## WORK INSTRUCTIONS
From the records below, copy every line that contains the word "Time".

## RECORDS FOR THE TASK
○ ○ ○
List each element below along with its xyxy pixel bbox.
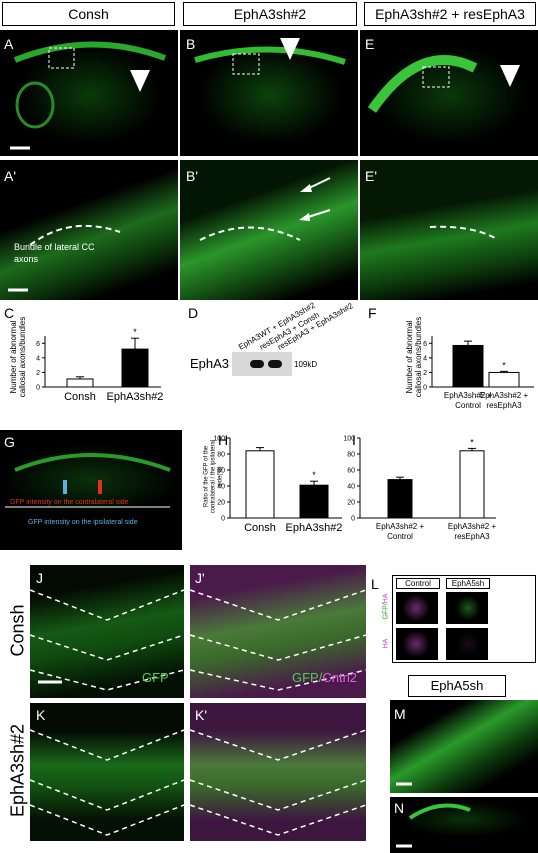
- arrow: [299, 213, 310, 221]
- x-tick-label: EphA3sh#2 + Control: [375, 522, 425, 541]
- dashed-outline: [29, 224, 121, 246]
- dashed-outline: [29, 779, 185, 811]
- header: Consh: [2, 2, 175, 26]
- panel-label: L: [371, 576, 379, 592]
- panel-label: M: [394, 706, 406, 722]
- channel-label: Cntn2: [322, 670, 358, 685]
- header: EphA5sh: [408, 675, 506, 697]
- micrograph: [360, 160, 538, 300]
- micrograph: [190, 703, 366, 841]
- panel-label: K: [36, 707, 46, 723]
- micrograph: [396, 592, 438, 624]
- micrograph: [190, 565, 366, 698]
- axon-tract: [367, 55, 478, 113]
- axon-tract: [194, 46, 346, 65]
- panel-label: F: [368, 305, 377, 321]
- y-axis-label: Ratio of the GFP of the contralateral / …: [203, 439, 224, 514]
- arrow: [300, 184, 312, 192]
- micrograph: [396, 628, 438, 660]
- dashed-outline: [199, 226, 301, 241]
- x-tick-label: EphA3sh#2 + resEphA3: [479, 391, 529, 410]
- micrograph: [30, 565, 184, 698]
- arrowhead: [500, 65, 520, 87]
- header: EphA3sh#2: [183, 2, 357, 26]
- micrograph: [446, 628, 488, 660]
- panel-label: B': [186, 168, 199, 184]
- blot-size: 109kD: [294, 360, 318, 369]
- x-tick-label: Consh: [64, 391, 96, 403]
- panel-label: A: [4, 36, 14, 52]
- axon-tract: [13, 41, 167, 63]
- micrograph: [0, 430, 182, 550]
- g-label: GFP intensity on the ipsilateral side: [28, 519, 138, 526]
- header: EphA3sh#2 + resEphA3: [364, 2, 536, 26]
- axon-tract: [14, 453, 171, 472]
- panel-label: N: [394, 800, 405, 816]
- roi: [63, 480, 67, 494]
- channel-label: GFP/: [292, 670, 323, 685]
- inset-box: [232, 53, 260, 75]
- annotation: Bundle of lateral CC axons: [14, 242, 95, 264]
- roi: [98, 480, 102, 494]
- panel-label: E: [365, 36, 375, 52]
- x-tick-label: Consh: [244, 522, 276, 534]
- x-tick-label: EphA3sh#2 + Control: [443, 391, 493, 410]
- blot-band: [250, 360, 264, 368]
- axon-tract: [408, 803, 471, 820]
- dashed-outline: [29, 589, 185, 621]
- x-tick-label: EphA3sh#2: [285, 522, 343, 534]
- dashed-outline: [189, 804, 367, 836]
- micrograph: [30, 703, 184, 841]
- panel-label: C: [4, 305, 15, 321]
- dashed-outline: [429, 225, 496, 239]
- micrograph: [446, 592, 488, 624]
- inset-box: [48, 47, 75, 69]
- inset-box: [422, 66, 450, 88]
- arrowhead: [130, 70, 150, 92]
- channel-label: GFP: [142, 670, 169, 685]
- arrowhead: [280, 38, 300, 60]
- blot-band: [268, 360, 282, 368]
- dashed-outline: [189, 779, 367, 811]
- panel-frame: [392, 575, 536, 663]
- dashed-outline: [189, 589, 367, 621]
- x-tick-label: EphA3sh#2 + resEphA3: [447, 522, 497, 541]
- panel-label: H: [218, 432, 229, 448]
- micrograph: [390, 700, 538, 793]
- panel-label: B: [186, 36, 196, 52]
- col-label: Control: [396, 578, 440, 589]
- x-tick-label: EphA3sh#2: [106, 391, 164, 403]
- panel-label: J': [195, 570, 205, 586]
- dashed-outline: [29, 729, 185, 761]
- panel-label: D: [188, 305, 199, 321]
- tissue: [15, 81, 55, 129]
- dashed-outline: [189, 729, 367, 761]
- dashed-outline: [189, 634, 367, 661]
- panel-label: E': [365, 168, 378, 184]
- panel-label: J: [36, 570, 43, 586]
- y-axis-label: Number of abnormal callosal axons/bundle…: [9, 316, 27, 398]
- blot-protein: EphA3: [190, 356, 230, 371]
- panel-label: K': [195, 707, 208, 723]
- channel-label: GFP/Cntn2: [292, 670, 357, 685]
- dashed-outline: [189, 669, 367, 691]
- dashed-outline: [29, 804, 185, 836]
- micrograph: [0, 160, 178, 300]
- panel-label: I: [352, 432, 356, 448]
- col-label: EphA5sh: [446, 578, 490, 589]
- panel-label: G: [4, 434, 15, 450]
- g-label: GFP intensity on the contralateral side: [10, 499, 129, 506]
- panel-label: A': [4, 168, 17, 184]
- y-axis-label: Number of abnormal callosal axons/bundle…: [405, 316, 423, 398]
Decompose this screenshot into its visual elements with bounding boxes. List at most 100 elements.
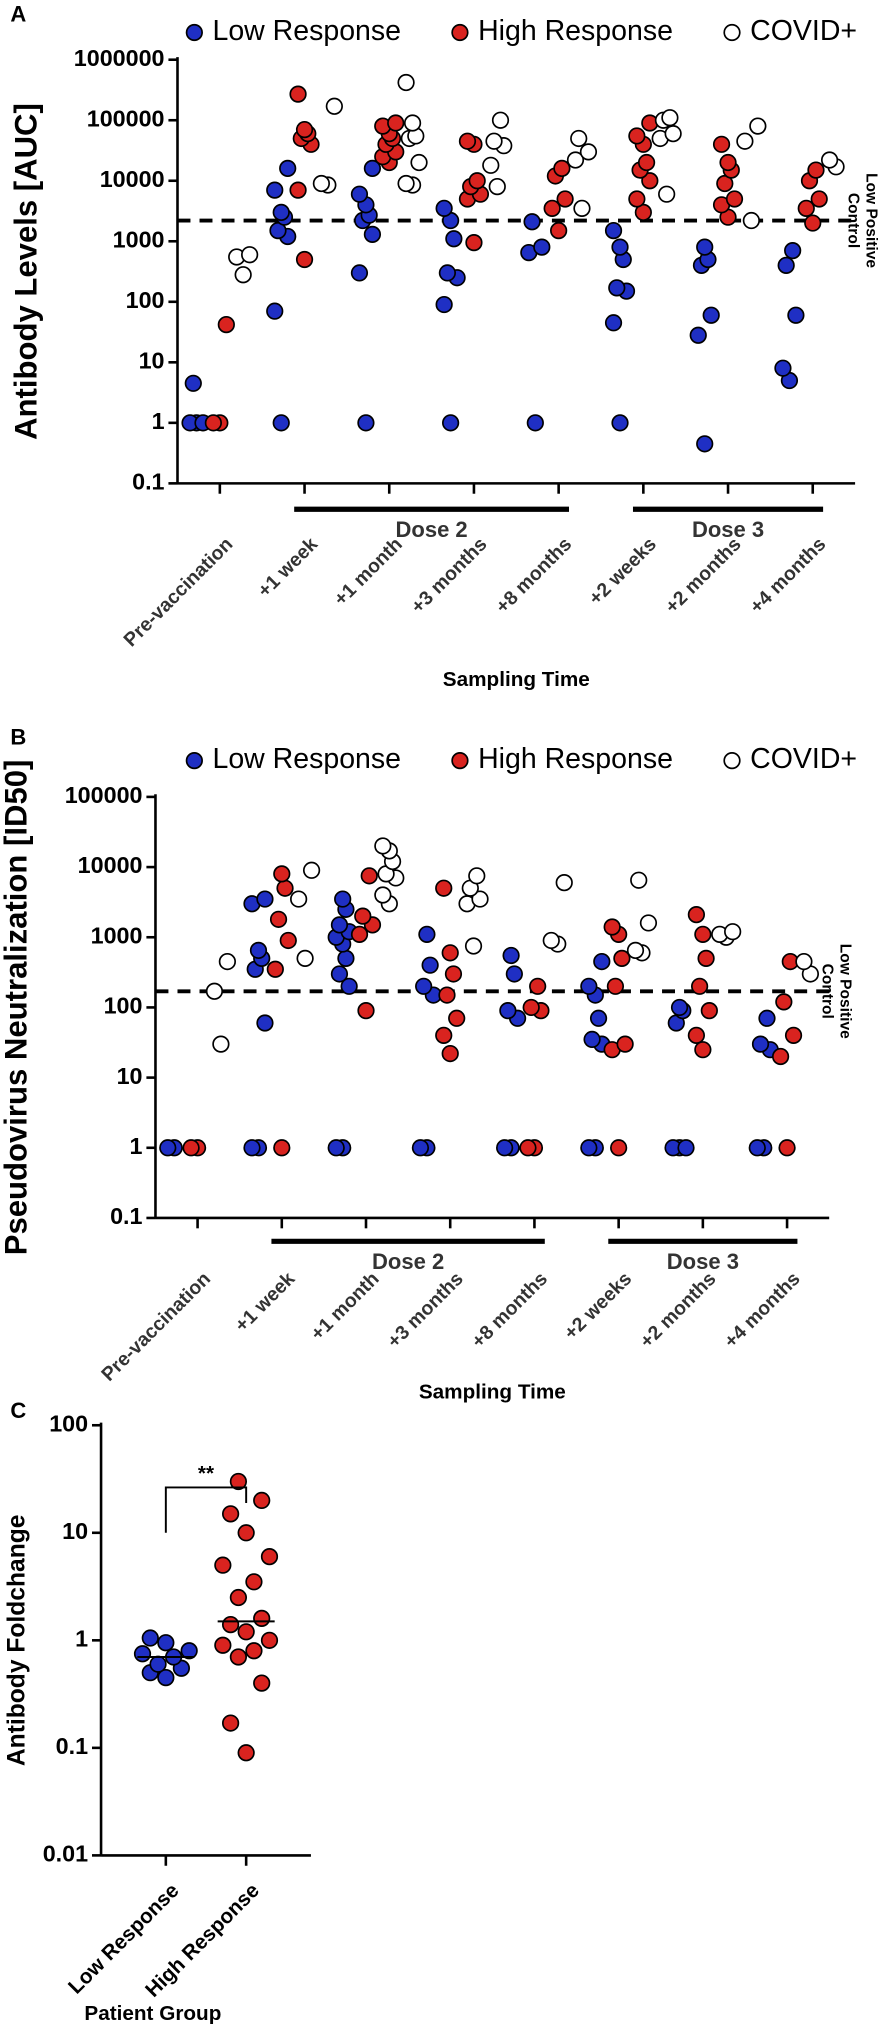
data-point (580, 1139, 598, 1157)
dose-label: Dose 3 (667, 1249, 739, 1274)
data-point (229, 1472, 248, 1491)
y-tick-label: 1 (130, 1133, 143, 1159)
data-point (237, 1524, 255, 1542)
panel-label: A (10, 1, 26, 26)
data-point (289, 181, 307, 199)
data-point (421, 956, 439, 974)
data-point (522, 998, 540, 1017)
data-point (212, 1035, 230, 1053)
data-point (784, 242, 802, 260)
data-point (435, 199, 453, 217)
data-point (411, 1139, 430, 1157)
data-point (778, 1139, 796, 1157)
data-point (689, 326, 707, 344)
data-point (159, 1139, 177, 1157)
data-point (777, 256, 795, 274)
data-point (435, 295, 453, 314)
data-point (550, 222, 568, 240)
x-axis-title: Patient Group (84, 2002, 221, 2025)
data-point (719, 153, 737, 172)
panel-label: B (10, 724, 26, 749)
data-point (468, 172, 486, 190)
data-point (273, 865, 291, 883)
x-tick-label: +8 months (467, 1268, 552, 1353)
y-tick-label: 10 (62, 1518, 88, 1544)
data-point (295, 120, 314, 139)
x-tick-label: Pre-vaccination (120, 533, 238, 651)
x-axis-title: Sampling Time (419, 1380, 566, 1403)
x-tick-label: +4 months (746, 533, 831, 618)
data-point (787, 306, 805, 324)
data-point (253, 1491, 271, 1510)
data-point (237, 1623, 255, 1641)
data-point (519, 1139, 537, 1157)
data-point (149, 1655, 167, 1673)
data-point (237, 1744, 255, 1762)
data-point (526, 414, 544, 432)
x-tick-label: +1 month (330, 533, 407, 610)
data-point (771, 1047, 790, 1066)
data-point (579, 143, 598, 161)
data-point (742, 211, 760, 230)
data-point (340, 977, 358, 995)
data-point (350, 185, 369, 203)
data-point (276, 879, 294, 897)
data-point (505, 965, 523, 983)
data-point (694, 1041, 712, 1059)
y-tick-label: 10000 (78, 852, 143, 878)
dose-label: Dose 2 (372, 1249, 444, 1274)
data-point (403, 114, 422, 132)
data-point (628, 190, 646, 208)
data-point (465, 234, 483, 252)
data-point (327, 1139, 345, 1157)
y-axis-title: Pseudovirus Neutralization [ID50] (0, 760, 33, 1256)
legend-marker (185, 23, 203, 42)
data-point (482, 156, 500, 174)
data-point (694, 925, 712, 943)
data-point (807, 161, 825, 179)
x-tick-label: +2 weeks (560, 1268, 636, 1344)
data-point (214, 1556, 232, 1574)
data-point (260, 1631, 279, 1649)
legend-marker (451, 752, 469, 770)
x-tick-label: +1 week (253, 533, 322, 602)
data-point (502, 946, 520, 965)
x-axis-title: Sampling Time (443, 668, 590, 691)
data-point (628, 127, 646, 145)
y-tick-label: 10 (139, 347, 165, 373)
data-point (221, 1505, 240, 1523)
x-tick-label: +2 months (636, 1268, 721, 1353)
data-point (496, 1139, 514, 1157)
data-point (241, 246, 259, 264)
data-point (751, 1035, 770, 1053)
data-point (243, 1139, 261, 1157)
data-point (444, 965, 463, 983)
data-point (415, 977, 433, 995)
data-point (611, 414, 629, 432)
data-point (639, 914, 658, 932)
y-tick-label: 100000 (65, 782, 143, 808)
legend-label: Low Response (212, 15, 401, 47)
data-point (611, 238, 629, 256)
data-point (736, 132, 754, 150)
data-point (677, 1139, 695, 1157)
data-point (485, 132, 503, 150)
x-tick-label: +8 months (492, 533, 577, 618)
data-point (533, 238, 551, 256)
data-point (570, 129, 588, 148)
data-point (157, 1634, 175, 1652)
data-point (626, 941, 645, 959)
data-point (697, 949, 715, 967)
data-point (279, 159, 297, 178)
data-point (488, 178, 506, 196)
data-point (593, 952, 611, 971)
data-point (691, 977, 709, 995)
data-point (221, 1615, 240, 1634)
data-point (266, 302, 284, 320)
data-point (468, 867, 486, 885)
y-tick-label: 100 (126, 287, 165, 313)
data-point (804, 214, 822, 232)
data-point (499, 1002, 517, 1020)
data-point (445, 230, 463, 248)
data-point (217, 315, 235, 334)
○ ○ ○
## ANSWER BELOW
x-axis-title: Sampling Time (419, 1380, 566, 1403)
x-axis-title: Sampling Time (443, 668, 590, 691)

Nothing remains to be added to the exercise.